(begin)
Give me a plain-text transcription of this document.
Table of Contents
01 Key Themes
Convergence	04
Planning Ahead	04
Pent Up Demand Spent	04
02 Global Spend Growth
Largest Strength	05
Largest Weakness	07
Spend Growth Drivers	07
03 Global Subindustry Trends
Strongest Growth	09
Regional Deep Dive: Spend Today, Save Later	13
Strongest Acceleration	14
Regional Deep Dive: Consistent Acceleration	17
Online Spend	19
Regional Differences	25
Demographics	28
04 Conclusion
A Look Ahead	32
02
(end)
Task to complete> Quote all the records. Keep every word exact.

Task response>
Give me a plain-text transcription of this document.
Table of Contents
01 Key Themes
Convergence	04
Planning Ahead	04
Pent Up Demand Spent	04
02 Global Spend Growth
Largest Strength	05
Largest Weakness	07
Spend Growth Drivers	07
03 Global Subindustry Trends
Strongest Growth	09
Regional Deep Dive: Spend Today, Save Later	13
Strongest Acceleration	14
Regional Deep Dive: Consistent Acceleration	17
Online Spend	19
Regional Differences	25
Demographics	28
04 Conclusion
A Look Ahead	32
02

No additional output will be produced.